**Provided entries:**

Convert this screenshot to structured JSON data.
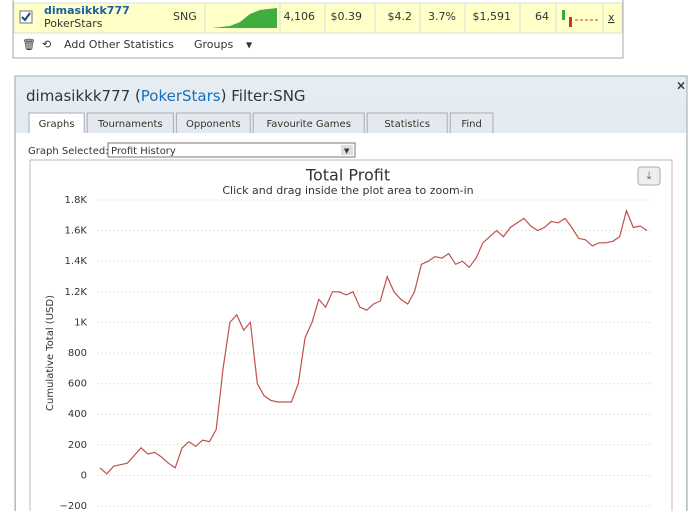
{
  "table": {
    "row": {
      "player": "dimasikkk777",
      "site": "PokerStars",
      "game": "SNG",
      "cells": [
        "4,106",
        "$0.39",
        "$4.2",
        "3.7%",
        "$1,591",
        "64"
      ],
      "remove": "x"
    }
  },
  "toolbar": {
    "add": "Add Other Statistics",
    "groups": "Groups"
  },
  "window": {
    "player": "dimasikkk777",
    "site": "PokerStars",
    "filter": "Filter:SNG",
    "tabs": [
      "Graphs",
      "Tournaments",
      "Opponents",
      "Favourite Games",
      "Statistics",
      "Find"
    ],
    "graph_label": "Graph Selected:",
    "graph_selected": "Profit History"
  },
  "chart_data": {
    "type": "line",
    "title": "Total Profit",
    "subtitle": "Click and drag inside the plot area to zoom-in",
    "y_label": "Cumulative Total (USD)",
    "color": "#c0504d",
    "grid": true,
    "ylim": [
      -200,
      1800
    ],
    "yticks": [
      {
        "value": -200,
        "label": "−200"
      },
      0,
      200,
      400,
      600,
      800,
      {
        "value": 1000,
        "label": "1K"
      },
      {
        "value": 1200,
        "label": "1.2K"
      },
      {
        "value": 1400,
        "label": "1.4K"
      },
      {
        "value": 1600,
        "label": "1.6K"
      },
      {
        "value": 1800,
        "label": "1.8K"
      }
    ],
    "values": [
      50,
      10,
      60,
      70,
      80,
      130,
      180,
      140,
      150,
      120,
      80,
      50,
      180,
      220,
      190,
      230,
      220,
      300,
      700,
      1000,
      1050,
      950,
      1000,
      600,
      520,
      490,
      480,
      480,
      480,
      600,
      900,
      1000,
      1150,
      1100,
      1200,
      1200,
      1180,
      1200,
      1100,
      1080,
      1120,
      1140,
      1300,
      1200,
      1150,
      1120,
      1200,
      1380,
      1400,
      1430,
      1420,
      1450,
      1380,
      1400,
      1360,
      1420,
      1520,
      1560,
      1600,
      1560,
      1620,
      1650,
      1680,
      1630,
      1600,
      1620,
      1660,
      1650,
      1680,
      1620,
      1550,
      1540,
      1500,
      1520,
      1520,
      1530,
      1560,
      1730,
      1620,
      1630,
      1600
    ]
  }
}
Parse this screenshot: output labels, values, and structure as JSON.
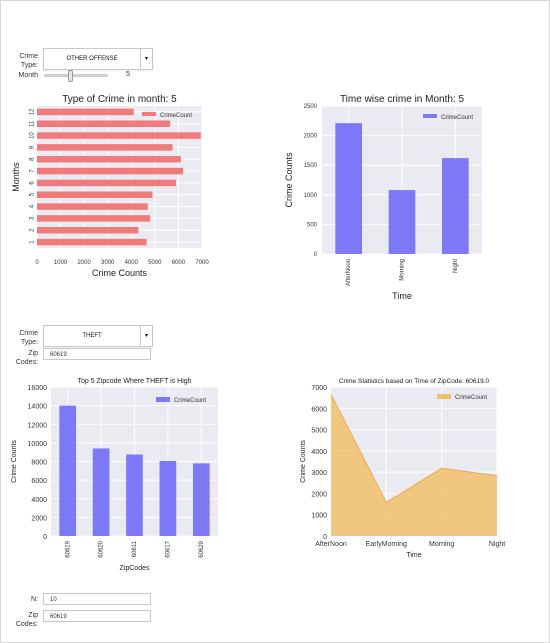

**Do this:** Count the lines above that contain the word "player", and give only that number.

**Full answer:** 2